*Short problem*
Quote the data below in full, minus the images.

*Dataset rows*
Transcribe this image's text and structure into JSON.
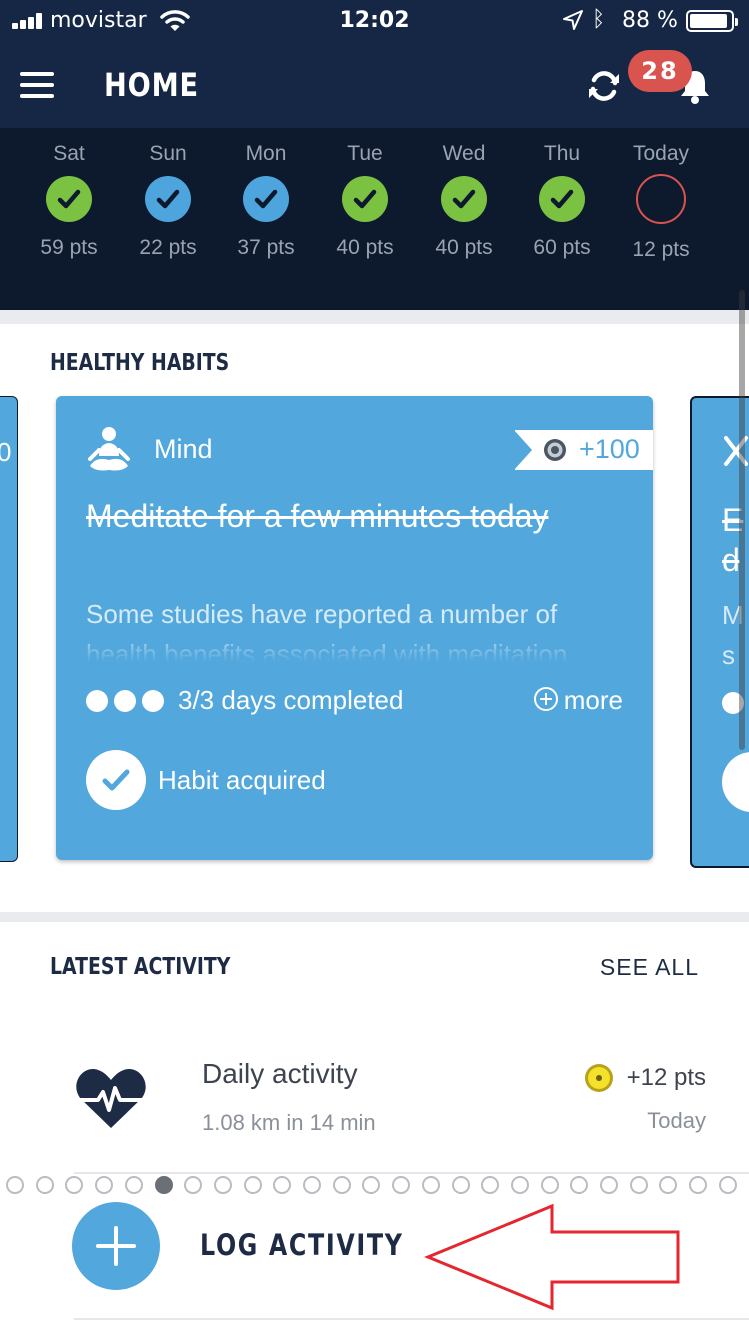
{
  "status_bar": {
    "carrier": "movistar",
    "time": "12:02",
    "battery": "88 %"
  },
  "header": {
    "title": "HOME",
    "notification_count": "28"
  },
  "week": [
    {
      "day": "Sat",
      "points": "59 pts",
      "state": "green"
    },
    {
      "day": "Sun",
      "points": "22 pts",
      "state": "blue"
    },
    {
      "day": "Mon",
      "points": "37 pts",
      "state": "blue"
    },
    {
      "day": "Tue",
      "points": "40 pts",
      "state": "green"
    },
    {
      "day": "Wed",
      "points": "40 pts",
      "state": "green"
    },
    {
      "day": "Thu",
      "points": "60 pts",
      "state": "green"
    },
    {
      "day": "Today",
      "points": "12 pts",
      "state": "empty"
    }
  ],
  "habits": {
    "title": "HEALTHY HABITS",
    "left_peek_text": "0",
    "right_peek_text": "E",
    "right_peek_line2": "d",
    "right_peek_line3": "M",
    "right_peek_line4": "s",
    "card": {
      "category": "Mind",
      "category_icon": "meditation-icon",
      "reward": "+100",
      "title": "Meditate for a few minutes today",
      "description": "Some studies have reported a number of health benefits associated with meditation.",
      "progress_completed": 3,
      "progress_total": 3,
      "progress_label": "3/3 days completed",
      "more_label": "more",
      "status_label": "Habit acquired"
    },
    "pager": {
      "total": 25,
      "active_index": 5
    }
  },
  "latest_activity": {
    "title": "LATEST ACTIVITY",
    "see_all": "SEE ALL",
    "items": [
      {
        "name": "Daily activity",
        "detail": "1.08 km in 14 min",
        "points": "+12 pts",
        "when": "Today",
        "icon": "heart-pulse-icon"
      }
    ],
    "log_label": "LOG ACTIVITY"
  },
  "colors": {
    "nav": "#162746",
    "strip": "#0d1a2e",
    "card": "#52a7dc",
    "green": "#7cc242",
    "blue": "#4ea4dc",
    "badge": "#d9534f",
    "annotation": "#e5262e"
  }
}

*Response for this exercise*
Transcribe this image's text and structure into JSON.
{
  "status_bar": {
    "carrier": "movistar",
    "time": "12:02",
    "battery": "88 %"
  },
  "header": {
    "title": "HOME",
    "notification_count": "28"
  },
  "week": [
    {
      "day": "Sat",
      "points": "59 pts",
      "state": "green"
    },
    {
      "day": "Sun",
      "points": "22 pts",
      "state": "blue"
    },
    {
      "day": "Mon",
      "points": "37 pts",
      "state": "blue"
    },
    {
      "day": "Tue",
      "points": "40 pts",
      "state": "green"
    },
    {
      "day": "Wed",
      "points": "40 pts",
      "state": "green"
    },
    {
      "day": "Thu",
      "points": "60 pts",
      "state": "green"
    },
    {
      "day": "Today",
      "points": "12 pts",
      "state": "empty"
    }
  ],
  "habits": {
    "title": "HEALTHY HABITS",
    "left_peek_text": "0",
    "right_peek_text": "E",
    "right_peek_line2": "d",
    "right_peek_line3": "M",
    "right_peek_line4": "s",
    "card": {
      "category": "Mind",
      "category_icon": "meditation-icon",
      "reward": "+100",
      "title": "Meditate for a few minutes today",
      "description": "Some studies have reported a number of health benefits associated with meditation.",
      "progress_completed": 3,
      "progress_total": 3,
      "progress_label": "3/3 days completed",
      "more_label": "more",
      "status_label": "Habit acquired"
    },
    "pager": {
      "total": 25,
      "active_index": 5
    }
  },
  "latest_activity": {
    "title": "LATEST ACTIVITY",
    "see_all": "SEE ALL",
    "items": [
      {
        "name": "Daily activity",
        "detail": "1.08 km in 14 min",
        "points": "+12 pts",
        "when": "Today",
        "icon": "heart-pulse-icon"
      }
    ],
    "log_label": "LOG ACTIVITY"
  },
  "colors": {
    "nav": "#162746",
    "strip": "#0d1a2e",
    "card": "#52a7dc",
    "green": "#7cc242",
    "blue": "#4ea4dc",
    "badge": "#d9534f",
    "annotation": "#e5262e"
  }
}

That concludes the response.